— Exercise requirements —
Determine the number of lines holding the word "JSON"; answer with that number only.

— start Records provided —

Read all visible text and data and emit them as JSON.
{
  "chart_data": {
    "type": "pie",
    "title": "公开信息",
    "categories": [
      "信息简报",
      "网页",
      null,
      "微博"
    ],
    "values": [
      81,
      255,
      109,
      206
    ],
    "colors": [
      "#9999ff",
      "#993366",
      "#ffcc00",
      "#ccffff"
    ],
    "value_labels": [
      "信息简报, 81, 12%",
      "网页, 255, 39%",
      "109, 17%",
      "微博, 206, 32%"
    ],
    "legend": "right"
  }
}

— end Records provided —
— start Records provided —

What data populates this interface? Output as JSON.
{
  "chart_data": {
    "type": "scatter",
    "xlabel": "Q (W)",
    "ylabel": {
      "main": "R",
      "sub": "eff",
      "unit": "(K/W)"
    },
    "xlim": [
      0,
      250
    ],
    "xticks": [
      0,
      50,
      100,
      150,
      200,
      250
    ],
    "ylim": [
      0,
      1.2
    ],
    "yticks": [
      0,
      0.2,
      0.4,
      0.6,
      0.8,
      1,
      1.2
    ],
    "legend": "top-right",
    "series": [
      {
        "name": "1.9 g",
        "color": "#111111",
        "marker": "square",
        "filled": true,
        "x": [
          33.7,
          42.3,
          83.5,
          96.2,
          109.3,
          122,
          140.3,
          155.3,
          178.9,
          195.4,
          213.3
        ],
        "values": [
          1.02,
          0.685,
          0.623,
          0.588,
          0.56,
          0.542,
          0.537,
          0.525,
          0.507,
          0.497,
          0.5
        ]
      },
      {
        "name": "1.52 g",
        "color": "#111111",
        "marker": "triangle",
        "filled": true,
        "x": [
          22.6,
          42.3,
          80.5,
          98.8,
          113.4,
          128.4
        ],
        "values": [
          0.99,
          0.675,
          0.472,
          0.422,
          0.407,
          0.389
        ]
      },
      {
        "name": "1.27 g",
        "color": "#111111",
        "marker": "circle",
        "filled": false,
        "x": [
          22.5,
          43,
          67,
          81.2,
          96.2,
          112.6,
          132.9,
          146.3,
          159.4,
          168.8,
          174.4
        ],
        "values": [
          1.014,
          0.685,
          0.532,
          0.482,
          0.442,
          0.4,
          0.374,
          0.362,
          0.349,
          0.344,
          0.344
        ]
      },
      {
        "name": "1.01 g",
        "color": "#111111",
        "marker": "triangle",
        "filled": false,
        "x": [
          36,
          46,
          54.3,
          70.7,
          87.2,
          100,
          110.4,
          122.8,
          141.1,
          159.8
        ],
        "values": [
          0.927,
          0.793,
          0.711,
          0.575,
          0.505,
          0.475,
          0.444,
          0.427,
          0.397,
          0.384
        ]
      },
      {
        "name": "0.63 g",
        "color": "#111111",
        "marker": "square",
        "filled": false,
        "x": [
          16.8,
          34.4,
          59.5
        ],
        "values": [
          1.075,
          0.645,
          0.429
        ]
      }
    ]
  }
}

— end Records provided —

— In response —
2